## START Entries shown

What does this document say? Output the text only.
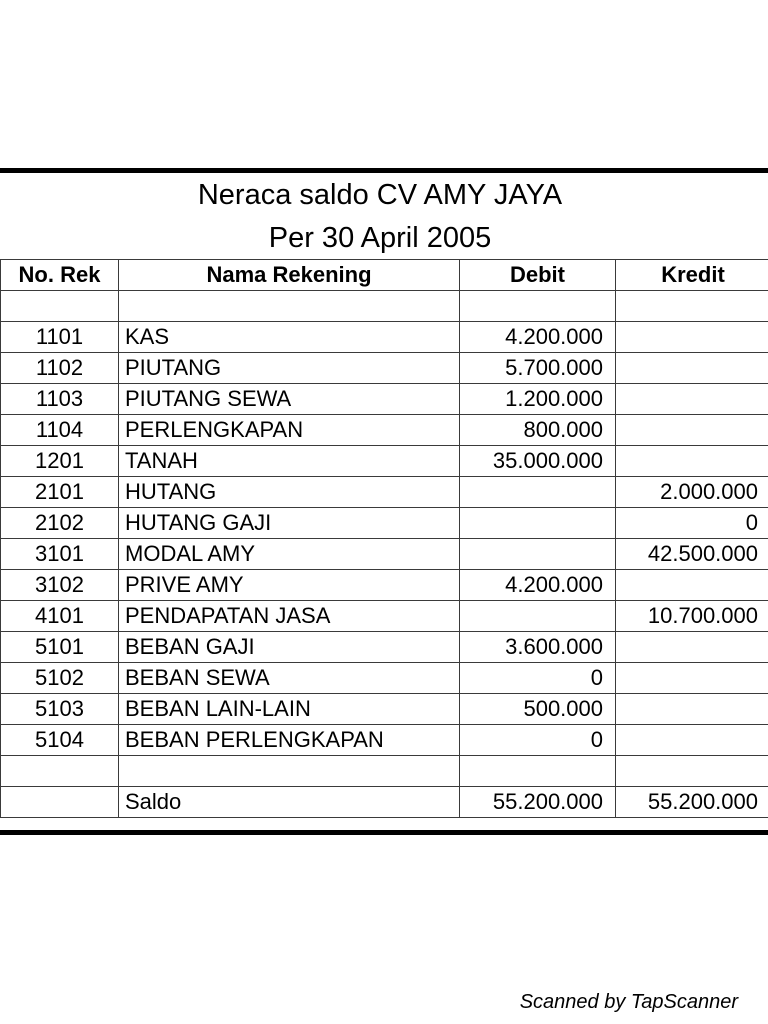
Neraca saldo CV AMY JAYA
Per 30 April 2005
No. Rek	Nama Rekening	Debit	Kredit

1101	KAS	4.200.000	
1102	PIUTANG	5.700.000	
1103	PIUTANG SEWA	1.200.000	
1104	PERLENGKAPAN	800.000	
1201	TANAH	35.000.000	
2101	HUTANG		2.000.000
2102	HUTANG GAJI		0
3101	MODAL AMY		42.500.000
3102	PRIVE AMY	4.200.000	
4101	PENDAPATAN JASA		10.700.000
5101	BEBAN GAJI	3.600.000	
5102	BEBAN SEWA	0	
5103	BEBAN LAIN-LAIN	500.000	
5104	BEBAN PERLENGKAPAN	0	

	Saldo	55.200.000	55.200.000
Scanned by TapScanner
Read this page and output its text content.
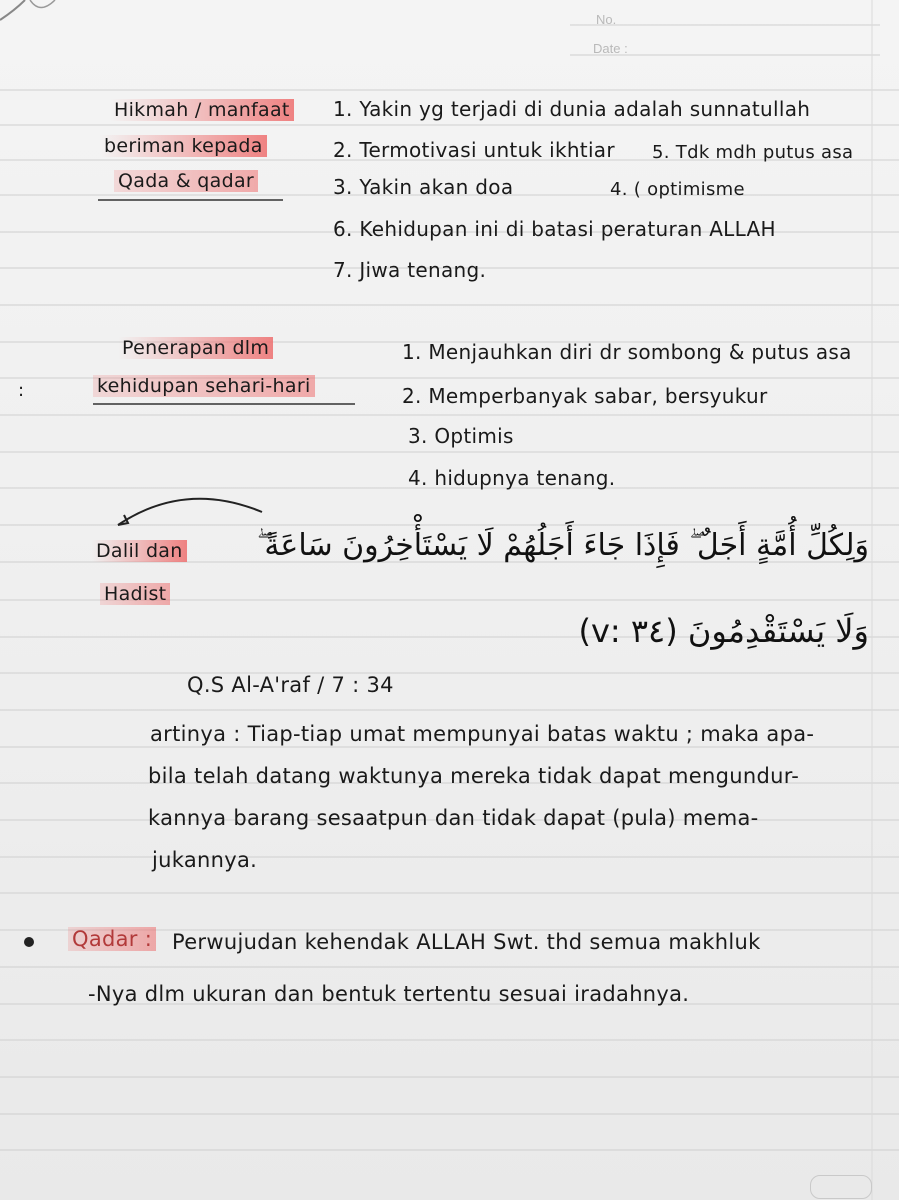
No.
Date :
Hikmah / manfaat
beriman kepada
Qada & qadar
1. Yakin yg terjadi di dunia adalah sunnatullah
2. Termotivasi untuk ikhtiar 5. Tdk mdh putus asa
3. Yakin akan doa	4. ( optimisme
6. Kehidupan ini di batasi peraturan ALLAH
7. Jiwa tenang.
:
Penerapan dlm
kehidupan sehari-hari
1. Menjauhkan diri dr sombong & putus asa
2. Memperbanyak sabar, bersyukur
3. Optimis
4. hidupnya tenang.
Dalil dan
Hadist
وَلِكُلِّ أُمَّةٍ أَجَلٌ ۖ فَإِذَا جَاءَ أَجَلُهُمْ لَا يَسْتَأْخِرُونَ سَاعَةً ۖ
وَلَا يَسْتَقْدِمُونَ (٣٤ :v)
Q.S Al-A'raf / 7 : 34
artinya : Tiap-tiap umat mempunyai batas waktu ; maka apa-
bila telah datang waktunya mereka tidak dapat mengundur-
kannya barang sesaatpun dan tidak dapat (pula) mema-
jukannya.
Qadar : Perwujudan kehendak ALLAH Swt. thd semua makhluk
-Nya dlm ukuran dan bentuk tertentu sesuai iradahnya.
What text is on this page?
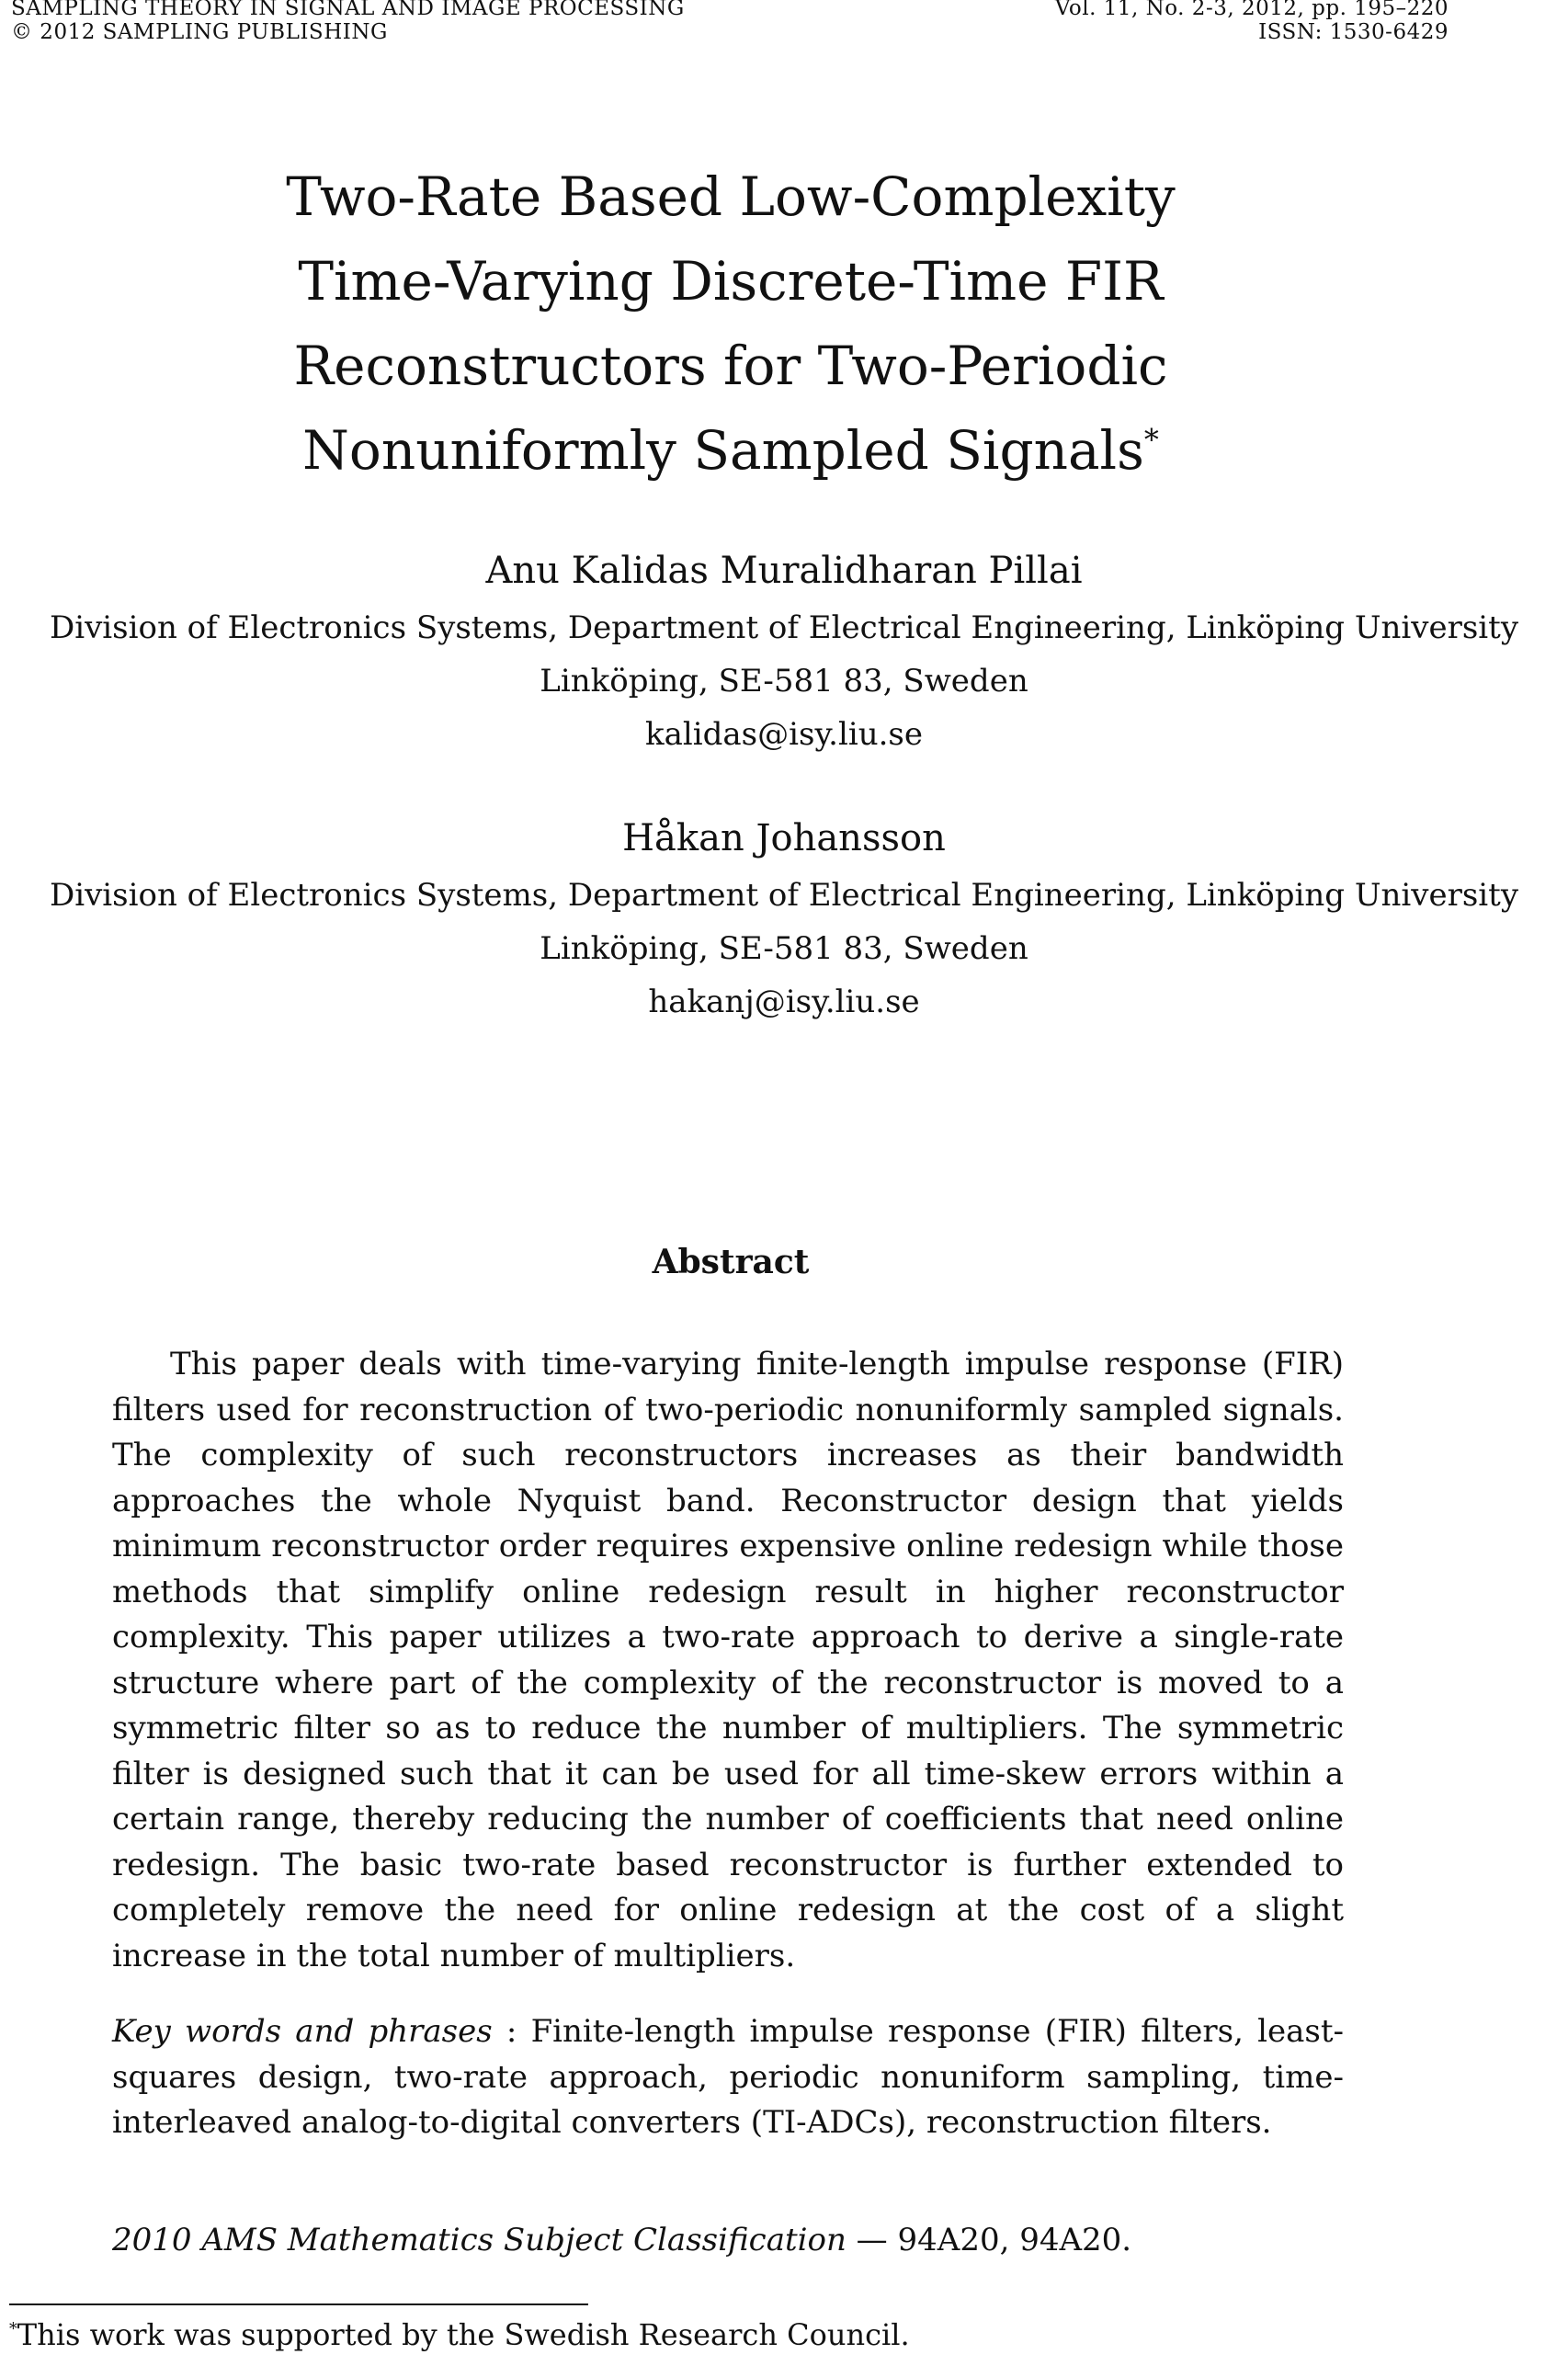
SAMPLING THEORY IN SIGNAL AND IMAGE PROCESSING
© 2012 SAMPLING PUBLISHING
Vol. 11, No. 2-3, 2012, pp. 195–220
ISSN: 1530-6429
Two-Rate Based Low-Complexity
Time-Varying Discrete-Time FIR
Reconstructors for Two-Periodic
Nonuniformly Sampled Signals*
Anu Kalidas Muralidharan Pillai
Division of Electronics Systems, Department of Electrical Engineering, Linköping University
Linköping, SE-581 83, Sweden
kalidas@isy.liu.se
Håkan Johansson
Division of Electronics Systems, Department of Electrical Engineering, Linköping University
Linköping, SE-581 83, Sweden
hakanj@isy.liu.se
Abstract
This paper deals with time-varying finite-length impulse response (FIR) filters used for reconstruction of two-periodic nonuniformly sampled signals. The complexity of such reconstructors increases as their bandwidth approaches the whole Nyquist band. Reconstructor design that yields minimum reconstructor order requires expensive online redesign while those methods that simplify online redesign result in higher reconstructor complexity. This paper utilizes a two-rate approach to derive a single-rate structure where part of the complexity of the reconstructor is moved to a symmetric filter so as to reduce the number of multipliers. The symmetric filter is designed such that it can be used for all time-skew errors within a certain range, thereby reducing the number of coefficients that need online redesign. The basic two-rate based reconstructor is further extended to completely remove the need for online redesign at the cost of a slight increase in the total number of multipliers.
Key words and phrases : Finite-length impulse response (FIR) filters, least-squares design, two-rate approach, periodic nonuniform sampling, time-interleaved analog-to-digital converters (TI-ADCs), reconstruction filters.
2010 AMS Mathematics Subject Classification — 94A20, 94A20.
*This work was supported by the Swedish Research Council.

## END Entries shown

What needs to be done: Pull every line holding "page" out of the records.

Final answer:
Read this page and output its text content.
What text is on this page?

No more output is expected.